DO THIS = Reproduce all of the data word for word.
::::::::
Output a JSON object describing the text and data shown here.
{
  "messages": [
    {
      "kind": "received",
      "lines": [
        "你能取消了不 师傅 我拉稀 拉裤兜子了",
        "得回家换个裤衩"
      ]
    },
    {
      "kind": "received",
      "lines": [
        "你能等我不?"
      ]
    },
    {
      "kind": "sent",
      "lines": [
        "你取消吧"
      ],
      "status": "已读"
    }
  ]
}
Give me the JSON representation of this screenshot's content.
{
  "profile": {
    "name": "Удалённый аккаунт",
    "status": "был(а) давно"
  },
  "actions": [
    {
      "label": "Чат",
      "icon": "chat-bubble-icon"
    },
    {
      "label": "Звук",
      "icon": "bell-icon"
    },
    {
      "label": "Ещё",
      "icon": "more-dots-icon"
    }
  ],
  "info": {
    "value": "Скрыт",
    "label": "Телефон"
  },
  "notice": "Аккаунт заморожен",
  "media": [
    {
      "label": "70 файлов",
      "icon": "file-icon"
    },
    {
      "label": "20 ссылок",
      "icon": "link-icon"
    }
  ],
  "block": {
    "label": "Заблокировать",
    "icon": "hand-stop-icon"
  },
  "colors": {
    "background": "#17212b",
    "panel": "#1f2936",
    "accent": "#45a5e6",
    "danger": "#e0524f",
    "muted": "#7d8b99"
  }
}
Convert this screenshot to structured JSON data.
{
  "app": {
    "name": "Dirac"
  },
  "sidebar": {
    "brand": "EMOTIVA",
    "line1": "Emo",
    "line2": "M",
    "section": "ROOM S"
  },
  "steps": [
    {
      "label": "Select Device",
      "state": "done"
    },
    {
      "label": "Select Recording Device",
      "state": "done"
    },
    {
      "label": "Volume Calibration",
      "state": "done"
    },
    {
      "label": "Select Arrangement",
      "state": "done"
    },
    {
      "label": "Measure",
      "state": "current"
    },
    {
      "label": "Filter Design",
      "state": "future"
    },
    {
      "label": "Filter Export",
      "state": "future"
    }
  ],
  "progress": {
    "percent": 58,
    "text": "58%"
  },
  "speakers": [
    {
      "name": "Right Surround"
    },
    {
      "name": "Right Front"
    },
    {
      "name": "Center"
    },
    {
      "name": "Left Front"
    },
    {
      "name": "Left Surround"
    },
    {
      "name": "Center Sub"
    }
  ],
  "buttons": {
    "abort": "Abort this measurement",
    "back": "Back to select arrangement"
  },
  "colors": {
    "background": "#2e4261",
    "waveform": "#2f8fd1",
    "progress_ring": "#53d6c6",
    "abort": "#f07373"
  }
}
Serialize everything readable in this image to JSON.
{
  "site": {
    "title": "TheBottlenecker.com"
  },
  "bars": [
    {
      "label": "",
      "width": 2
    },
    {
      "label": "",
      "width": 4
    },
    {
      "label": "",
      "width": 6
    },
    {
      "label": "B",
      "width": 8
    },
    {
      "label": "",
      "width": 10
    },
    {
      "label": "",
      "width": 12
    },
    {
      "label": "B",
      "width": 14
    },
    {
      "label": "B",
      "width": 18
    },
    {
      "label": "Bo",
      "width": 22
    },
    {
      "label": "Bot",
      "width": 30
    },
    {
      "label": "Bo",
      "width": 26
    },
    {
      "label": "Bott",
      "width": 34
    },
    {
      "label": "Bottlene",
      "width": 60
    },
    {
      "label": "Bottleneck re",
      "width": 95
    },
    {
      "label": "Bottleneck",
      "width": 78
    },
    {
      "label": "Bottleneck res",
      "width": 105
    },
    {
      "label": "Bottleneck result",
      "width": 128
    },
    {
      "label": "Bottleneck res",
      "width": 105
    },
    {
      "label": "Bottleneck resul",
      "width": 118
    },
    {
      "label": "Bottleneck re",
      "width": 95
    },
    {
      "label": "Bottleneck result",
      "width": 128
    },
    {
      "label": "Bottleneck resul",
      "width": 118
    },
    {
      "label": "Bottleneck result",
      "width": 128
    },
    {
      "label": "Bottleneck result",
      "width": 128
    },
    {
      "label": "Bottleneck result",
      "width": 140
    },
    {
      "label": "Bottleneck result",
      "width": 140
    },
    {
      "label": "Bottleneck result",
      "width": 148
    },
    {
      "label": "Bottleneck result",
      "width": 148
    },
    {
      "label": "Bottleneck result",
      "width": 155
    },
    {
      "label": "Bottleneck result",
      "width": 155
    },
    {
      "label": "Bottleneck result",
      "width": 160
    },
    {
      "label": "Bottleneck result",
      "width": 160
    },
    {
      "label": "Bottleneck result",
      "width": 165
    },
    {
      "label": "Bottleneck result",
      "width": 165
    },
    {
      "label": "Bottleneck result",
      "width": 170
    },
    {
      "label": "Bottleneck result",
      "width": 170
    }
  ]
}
::::::::
THE SOLUTION =
Output a JSON object describing the text and data shown here.
{
  "messages": [
    {
      "kind": "received",
      "lines": [
        "你能取消了不 师傅 我拉稀 拉裤兜子了",
        "得回家换个裤衩"
      ]
    },
    {
      "kind": "received",
      "lines": [
        "你能等我不?"
      ]
    },
    {
      "kind": "sent",
      "lines": [
        "你取消吧"
      ],
      "status": "已读"
    }
  ]
}
Give me the JSON representation of this screenshot's content.
{
  "profile": {
    "name": "Удалённый аккаунт",
    "status": "был(а) давно"
  },
  "actions": [
    {
      "label": "Чат",
      "icon": "chat-bubble-icon"
    },
    {
      "label": "Звук",
      "icon": "bell-icon"
    },
    {
      "label": "Ещё",
      "icon": "more-dots-icon"
    }
  ],
  "info": {
    "value": "Скрыт",
    "label": "Телефон"
  },
  "notice": "Аккаунт заморожен",
  "media": [
    {
      "label": "70 файлов",
      "icon": "file-icon"
    },
    {
      "label": "20 ссылок",
      "icon": "link-icon"
    }
  ],
  "block": {
    "label": "Заблокировать",
    "icon": "hand-stop-icon"
  },
  "colors": {
    "background": "#17212b",
    "panel": "#1f2936",
    "accent": "#45a5e6",
    "danger": "#e0524f",
    "muted": "#7d8b99"
  }
}
Convert this screenshot to structured JSON data.
{
  "app": {
    "name": "Dirac"
  },
  "sidebar": {
    "brand": "EMOTIVA",
    "line1": "Emo",
    "line2": "M",
    "section": "ROOM S"
  },
  "steps": [
    {
      "label": "Select Device",
      "state": "done"
    },
    {
      "label": "Select Recording Device",
      "state": "done"
    },
    {
      "label": "Volume Calibration",
      "state": "done"
    },
    {
      "label": "Select Arrangement",
      "state": "done"
    },
    {
      "label": "Measure",
      "state": "current"
    },
    {
      "label": "Filter Design",
      "state": "future"
    },
    {
      "label": "Filter Export",
      "state": "future"
    }
  ],
  "progress": {
    "percent": 58,
    "text": "58%"
  },
  "speakers": [
    {
      "name": "Right Surround"
    },
    {
      "name": "Right Front"
    },
    {
      "name": "Center"
    },
    {
      "name": "Left Front"
    },
    {
      "name": "Left Surround"
    },
    {
      "name": "Center Sub"
    }
  ],
  "buttons": {
    "abort": "Abort this measurement",
    "back": "Back to select arrangement"
  },
  "colors": {
    "background": "#2e4261",
    "waveform": "#2f8fd1",
    "progress_ring": "#53d6c6",
    "abort": "#f07373"
  }
}
Serialize everything readable in this image to JSON.
{
  "site": {
    "title": "TheBottlenecker.com"
  },
  "bars": [
    {
      "label": "",
      "width": 2
    },
    {
      "label": "",
      "width": 4
    },
    {
      "label": "",
      "width": 6
    },
    {
      "label": "B",
      "width": 8
    },
    {
      "label": "",
      "width": 10
    },
    {
      "label": "",
      "width": 12
    },
    {
      "label": "B",
      "width": 14
    },
    {
      "label": "B",
      "width": 18
    },
    {
      "label": "Bo",
      "width": 22
    },
    {
      "label": "Bot",
      "width": 30
    },
    {
      "label": "Bo",
      "width": 26
    },
    {
      "label": "Bott",
      "width": 34
    },
    {
      "label": "Bottlene",
      "width": 60
    },
    {
      "label": "Bottleneck re",
      "width": 95
    },
    {
      "label": "Bottleneck",
      "width": 78
    },
    {
      "label": "Bottleneck res",
      "width": 105
    },
    {
      "label": "Bottleneck result",
      "width": 128
    },
    {
      "label": "Bottleneck res",
      "width": 105
    },
    {
      "label": "Bottleneck resul",
      "width": 118
    },
    {
      "label": "Bottleneck re",
      "width": 95
    },
    {
      "label": "Bottleneck result",
      "width": 128
    },
    {
      "label": "Bottleneck resul",
      "width": 118
    },
    {
      "label": "Bottleneck result",
      "width": 128
    },
    {
      "label": "Bottleneck result",
      "width": 128
    },
    {
      "label": "Bottleneck result",
      "width": 140
    },
    {
      "label": "Bottleneck result",
      "width": 140
    },
    {
      "label": "Bottleneck result",
      "width": 148
    },
    {
      "label": "Bottleneck result",
      "width": 148
    },
    {
      "label": "Bottleneck result",
      "width": 155
    },
    {
      "label": "Bottleneck result",
      "width": 155
    },
    {
      "label": "Bottleneck result",
      "width": 160
    },
    {
      "label": "Bottleneck result",
      "width": 160
    },
    {
      "label": "Bottleneck result",
      "width": 165
    },
    {
      "label": "Bottleneck result",
      "width": 165
    },
    {
      "label": "Bottleneck result",
      "width": 170
    },
    {
      "label": "Bottleneck result",
      "width": 170
    }
  ]
}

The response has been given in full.